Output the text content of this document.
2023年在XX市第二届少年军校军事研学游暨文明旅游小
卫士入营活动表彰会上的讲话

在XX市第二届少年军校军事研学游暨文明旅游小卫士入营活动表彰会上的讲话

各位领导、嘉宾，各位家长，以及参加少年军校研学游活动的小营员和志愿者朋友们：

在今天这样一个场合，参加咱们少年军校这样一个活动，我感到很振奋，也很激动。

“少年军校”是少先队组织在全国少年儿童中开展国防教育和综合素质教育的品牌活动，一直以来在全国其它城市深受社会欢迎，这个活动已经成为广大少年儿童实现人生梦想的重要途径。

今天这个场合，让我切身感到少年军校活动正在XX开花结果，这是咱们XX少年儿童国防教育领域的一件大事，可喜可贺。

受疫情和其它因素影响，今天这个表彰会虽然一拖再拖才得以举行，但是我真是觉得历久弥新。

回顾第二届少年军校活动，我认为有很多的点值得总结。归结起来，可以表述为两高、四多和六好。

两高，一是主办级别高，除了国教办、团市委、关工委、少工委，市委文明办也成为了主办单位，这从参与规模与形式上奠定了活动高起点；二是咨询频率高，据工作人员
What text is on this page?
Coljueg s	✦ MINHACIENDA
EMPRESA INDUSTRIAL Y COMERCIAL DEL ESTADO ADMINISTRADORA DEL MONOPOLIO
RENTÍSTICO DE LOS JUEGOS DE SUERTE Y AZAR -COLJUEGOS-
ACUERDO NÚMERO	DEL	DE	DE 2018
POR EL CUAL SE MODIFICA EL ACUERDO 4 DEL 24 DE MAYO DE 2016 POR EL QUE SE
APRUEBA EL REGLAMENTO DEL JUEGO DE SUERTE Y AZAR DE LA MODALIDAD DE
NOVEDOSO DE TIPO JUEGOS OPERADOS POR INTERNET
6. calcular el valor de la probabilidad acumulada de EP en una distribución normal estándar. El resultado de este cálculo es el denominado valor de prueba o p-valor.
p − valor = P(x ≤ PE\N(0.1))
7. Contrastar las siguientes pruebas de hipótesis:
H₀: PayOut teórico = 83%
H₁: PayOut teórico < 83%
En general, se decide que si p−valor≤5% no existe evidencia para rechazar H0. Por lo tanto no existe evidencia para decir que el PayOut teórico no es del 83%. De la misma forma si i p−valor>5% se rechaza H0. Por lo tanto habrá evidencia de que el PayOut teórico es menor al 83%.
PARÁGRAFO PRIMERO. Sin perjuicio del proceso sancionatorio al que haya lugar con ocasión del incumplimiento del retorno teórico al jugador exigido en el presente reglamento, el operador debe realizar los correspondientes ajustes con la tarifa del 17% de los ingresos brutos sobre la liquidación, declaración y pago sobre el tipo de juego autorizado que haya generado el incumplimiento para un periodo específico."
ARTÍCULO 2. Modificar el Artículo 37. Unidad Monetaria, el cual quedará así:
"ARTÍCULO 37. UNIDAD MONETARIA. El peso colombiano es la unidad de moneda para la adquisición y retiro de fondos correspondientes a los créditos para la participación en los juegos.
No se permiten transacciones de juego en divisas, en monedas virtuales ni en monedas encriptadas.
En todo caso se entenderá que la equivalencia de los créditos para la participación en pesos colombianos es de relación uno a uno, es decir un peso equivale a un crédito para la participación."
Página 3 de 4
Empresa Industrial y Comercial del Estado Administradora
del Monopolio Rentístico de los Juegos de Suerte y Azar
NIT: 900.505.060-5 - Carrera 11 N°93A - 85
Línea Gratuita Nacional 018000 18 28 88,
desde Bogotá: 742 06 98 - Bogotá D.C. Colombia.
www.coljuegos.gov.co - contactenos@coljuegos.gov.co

....

■ Problem to solve
Produce an exact copy of all the records.

■ Answer to the task
Output the text content of this document.
2023年在XX市第二届少年军校军事研学游暨文明旅游小
卫士入营活动表彰会上的讲话

在XX市第二届少年军校军事研学游暨文明旅游小卫士入营活动表彰会上的讲话

各位领导、嘉宾，各位家长，以及参加少年军校研学游活动的小营员和志愿者朋友们：

在今天这样一个场合，参加咱们少年军校这样一个活动，我感到很振奋，也很激动。

“少年军校”是少先队组织在全国少年儿童中开展国防教育和综合素质教育的品牌活动，一直以来在全国其它城市深受社会欢迎，这个活动已经成为广大少年儿童实现人生梦想的重要途径。

今天这个场合，让我切身感到少年军校活动正在XX开花结果，这是咱们XX少年儿童国防教育领域的一件大事，可喜可贺。

受疫情和其它因素影响，今天这个表彰会虽然一拖再拖才得以举行，但是我真是觉得历久弥新。

回顾第二届少年军校活动，我认为有很多的点值得总结。归结起来，可以表述为两高、四多和六好。

两高，一是主办级别高，除了国教办、团市委、关工委、少工委，市委文明办也成为了主办单位，这从参与规模与形式上奠定了活动高起点；二是咨询频率高，据工作人员
What text is on this page?
Coljueg s	✦ MINHACIENDA
EMPRESA INDUSTRIAL Y COMERCIAL DEL ESTADO ADMINISTRADORA DEL MONOPOLIO
RENTÍSTICO DE LOS JUEGOS DE SUERTE Y AZAR -COLJUEGOS-
ACUERDO NÚMERO	DEL	DE	DE 2018
POR EL CUAL SE MODIFICA EL ACUERDO 4 DEL 24 DE MAYO DE 2016 POR EL QUE SE
APRUEBA EL REGLAMENTO DEL JUEGO DE SUERTE Y AZAR DE LA MODALIDAD DE
NOVEDOSO DE TIPO JUEGOS OPERADOS POR INTERNET
6. calcular el valor de la probabilidad acumulada de EP en una distribución normal estándar. El resultado de este cálculo es el denominado valor de prueba o p-valor.
p − valor = P(x ≤ PE\N(0.1))
7. Contrastar las siguientes pruebas de hipótesis:
H₀: PayOut teórico = 83%
H₁: PayOut teórico < 83%
En general, se decide que si p−valor≤5% no existe evidencia para rechazar H0. Por lo tanto no existe evidencia para decir que el PayOut teórico no es del 83%. De la misma forma si i p−valor>5% se rechaza H0. Por lo tanto habrá evidencia de que el PayOut teórico es menor al 83%.
PARÁGRAFO PRIMERO. Sin perjuicio del proceso sancionatorio al que haya lugar con ocasión del incumplimiento del retorno teórico al jugador exigido en el presente reglamento, el operador debe realizar los correspondientes ajustes con la tarifa del 17% de los ingresos brutos sobre la liquidación, declaración y pago sobre el tipo de juego autorizado que haya generado el incumplimiento para un periodo específico."
ARTÍCULO 2. Modificar el Artículo 37. Unidad Monetaria, el cual quedará así:
"ARTÍCULO 37. UNIDAD MONETARIA. El peso colombiano es la unidad de moneda para la adquisición y retiro de fondos correspondientes a los créditos para la participación en los juegos.
No se permiten transacciones de juego en divisas, en monedas virtuales ni en monedas encriptadas.
En todo caso se entenderá que la equivalencia de los créditos para la participación en pesos colombianos es de relación uno a uno, es decir un peso equivale a un crédito para la participación."
Página 3 de 4
Empresa Industrial y Comercial del Estado Administradora
del Monopolio Rentístico de los Juegos de Suerte y Azar
NIT: 900.505.060-5 - Carrera 11 N°93A - 85
Línea Gratuita Nacional 018000 18 28 88,
desde Bogotá: 742 06 98 - Bogotá D.C. Colombia.
www.coljuegos.gov.co - contactenos@coljuegos.gov.co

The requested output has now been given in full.